◆ YOUR OBJECTIVE ◆
For the listing below, give the count of lines containing the string "hormonální" and nothing else.

◆ DATASET RECORDS ◆
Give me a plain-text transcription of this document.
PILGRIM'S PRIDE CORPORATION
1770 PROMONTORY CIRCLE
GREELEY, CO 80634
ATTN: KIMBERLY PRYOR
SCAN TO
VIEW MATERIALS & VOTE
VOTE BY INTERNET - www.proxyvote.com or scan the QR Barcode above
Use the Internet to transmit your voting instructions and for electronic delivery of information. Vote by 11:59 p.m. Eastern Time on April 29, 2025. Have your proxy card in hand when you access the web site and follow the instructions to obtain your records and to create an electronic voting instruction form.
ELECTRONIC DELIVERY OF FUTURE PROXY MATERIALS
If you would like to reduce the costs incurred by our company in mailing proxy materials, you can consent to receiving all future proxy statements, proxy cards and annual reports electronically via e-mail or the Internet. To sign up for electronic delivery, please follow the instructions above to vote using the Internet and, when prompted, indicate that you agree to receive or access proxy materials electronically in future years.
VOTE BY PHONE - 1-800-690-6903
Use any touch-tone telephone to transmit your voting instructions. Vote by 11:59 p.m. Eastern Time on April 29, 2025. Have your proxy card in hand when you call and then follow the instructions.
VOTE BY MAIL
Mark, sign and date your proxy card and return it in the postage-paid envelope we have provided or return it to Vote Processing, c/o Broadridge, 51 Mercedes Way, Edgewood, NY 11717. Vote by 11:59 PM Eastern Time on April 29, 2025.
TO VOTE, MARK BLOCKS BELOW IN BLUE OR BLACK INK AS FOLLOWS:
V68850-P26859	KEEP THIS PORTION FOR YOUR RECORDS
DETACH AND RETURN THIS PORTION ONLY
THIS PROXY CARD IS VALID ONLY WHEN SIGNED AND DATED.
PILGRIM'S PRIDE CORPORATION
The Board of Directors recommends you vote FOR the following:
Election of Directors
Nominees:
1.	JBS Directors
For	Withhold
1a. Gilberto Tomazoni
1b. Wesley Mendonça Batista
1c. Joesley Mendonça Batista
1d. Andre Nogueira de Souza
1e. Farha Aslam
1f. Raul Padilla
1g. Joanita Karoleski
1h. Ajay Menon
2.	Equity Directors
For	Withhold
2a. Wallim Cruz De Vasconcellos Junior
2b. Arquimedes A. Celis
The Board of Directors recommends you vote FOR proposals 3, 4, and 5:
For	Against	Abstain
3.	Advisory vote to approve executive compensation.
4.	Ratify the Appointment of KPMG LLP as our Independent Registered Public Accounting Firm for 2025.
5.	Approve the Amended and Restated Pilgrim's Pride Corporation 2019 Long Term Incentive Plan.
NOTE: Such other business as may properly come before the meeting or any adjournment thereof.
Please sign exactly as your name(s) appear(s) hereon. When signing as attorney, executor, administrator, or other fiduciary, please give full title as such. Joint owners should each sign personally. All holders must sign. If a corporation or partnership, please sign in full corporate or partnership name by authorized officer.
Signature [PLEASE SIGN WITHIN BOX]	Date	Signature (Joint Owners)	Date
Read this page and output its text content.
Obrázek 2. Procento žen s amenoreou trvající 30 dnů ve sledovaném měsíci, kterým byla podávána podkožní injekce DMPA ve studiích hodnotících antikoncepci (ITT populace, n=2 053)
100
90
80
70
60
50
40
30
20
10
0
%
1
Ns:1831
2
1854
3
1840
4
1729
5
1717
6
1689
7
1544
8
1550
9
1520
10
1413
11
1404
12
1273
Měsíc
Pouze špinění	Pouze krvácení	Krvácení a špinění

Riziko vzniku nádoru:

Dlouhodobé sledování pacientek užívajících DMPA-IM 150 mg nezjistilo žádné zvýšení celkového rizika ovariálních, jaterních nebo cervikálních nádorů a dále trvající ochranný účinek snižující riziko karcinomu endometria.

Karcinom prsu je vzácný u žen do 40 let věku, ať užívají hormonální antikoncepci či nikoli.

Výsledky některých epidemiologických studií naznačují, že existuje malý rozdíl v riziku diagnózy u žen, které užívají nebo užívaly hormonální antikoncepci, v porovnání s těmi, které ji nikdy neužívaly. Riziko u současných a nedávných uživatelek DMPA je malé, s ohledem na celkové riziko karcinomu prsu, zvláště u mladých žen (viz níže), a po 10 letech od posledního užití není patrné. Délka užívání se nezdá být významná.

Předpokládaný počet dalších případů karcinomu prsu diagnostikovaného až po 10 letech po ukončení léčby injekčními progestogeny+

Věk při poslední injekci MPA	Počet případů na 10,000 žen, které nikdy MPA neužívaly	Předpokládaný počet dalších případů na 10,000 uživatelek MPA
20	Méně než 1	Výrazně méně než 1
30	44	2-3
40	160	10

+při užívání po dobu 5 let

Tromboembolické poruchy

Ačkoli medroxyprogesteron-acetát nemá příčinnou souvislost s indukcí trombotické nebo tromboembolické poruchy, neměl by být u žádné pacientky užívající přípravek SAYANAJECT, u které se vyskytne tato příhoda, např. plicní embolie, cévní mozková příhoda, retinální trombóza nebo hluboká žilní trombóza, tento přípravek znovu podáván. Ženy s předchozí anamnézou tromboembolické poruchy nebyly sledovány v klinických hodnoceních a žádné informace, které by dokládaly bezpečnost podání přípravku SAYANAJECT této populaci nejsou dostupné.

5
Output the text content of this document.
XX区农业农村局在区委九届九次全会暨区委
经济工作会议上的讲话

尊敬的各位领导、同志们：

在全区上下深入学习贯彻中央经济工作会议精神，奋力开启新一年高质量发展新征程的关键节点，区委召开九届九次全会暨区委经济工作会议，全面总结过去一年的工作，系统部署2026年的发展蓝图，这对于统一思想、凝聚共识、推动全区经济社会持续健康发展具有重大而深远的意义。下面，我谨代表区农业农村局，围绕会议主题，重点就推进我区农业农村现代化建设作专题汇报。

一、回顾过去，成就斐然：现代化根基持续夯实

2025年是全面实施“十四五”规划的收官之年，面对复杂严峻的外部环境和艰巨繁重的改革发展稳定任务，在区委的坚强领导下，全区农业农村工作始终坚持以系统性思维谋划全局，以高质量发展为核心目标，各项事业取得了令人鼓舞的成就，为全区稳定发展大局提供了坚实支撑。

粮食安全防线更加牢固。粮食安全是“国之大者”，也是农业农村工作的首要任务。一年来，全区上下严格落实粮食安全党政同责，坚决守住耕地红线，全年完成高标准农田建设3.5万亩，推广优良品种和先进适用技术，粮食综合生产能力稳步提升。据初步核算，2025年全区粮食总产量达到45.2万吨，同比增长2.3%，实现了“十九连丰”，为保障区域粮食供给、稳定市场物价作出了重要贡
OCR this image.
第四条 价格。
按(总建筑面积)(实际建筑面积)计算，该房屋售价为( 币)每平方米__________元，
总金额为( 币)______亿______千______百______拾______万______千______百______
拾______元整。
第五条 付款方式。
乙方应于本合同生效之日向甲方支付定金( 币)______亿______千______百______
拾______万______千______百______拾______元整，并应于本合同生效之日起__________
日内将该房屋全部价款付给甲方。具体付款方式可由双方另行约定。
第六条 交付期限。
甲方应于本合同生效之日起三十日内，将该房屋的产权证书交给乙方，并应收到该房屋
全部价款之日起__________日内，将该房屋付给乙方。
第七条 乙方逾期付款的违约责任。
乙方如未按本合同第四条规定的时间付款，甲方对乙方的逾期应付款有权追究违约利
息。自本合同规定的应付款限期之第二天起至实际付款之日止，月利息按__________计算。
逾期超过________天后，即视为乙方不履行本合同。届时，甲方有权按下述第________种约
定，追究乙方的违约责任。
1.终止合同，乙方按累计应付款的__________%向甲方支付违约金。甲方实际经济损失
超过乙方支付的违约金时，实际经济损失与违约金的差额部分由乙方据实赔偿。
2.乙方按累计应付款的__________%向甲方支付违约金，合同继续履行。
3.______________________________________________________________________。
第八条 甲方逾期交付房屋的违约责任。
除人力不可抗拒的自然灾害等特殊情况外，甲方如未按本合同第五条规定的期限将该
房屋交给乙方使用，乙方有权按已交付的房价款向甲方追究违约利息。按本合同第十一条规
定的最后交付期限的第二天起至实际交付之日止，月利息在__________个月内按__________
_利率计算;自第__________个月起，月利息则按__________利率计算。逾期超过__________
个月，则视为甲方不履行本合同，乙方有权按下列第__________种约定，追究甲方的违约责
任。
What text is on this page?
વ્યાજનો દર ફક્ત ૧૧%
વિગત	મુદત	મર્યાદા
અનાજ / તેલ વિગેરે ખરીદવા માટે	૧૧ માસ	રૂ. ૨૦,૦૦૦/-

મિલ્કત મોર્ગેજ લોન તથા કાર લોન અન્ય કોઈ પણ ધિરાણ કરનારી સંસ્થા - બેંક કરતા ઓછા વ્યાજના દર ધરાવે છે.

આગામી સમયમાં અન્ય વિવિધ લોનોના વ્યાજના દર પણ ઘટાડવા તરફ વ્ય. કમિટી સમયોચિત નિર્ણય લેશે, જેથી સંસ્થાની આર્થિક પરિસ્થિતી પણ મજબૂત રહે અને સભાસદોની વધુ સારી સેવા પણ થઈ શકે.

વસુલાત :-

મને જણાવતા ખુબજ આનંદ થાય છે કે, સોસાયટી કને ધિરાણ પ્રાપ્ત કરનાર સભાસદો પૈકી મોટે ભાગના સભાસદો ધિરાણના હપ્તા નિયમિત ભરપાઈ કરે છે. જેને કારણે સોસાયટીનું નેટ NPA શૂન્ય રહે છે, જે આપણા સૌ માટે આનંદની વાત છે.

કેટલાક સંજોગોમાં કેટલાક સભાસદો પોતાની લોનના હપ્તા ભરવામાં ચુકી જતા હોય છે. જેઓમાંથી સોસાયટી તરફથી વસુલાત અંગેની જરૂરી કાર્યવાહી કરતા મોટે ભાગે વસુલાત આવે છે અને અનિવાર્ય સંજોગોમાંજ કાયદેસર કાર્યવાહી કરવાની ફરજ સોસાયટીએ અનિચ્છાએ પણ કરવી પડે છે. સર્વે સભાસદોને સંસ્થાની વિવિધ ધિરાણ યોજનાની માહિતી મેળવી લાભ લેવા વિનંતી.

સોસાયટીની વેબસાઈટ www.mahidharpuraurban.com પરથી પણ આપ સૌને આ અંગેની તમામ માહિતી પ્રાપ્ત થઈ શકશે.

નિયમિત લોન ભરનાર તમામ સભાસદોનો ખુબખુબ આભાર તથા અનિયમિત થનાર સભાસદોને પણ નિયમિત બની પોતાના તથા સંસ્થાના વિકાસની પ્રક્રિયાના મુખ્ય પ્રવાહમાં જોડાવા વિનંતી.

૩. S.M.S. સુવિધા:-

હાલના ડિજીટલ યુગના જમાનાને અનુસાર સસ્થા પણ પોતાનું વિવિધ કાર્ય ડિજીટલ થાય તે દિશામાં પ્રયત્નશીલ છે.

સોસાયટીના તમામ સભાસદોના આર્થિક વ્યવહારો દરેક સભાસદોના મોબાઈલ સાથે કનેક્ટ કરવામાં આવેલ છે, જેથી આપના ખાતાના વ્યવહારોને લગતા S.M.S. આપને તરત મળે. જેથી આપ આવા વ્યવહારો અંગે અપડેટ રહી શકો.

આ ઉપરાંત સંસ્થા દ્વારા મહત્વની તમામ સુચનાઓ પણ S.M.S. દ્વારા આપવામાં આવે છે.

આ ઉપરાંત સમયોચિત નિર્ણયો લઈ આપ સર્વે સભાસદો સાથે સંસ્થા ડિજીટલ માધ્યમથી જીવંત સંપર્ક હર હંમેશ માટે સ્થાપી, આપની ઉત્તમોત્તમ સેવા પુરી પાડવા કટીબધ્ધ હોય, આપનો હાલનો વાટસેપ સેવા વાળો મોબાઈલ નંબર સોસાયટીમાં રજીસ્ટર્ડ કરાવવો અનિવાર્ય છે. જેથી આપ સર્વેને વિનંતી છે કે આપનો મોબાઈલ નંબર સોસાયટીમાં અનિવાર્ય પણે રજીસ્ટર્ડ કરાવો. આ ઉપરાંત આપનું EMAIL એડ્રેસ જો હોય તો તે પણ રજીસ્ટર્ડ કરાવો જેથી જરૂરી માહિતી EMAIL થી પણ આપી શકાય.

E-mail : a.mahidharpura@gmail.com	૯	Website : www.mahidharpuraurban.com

◆ RIGHT ANSWER ◆
2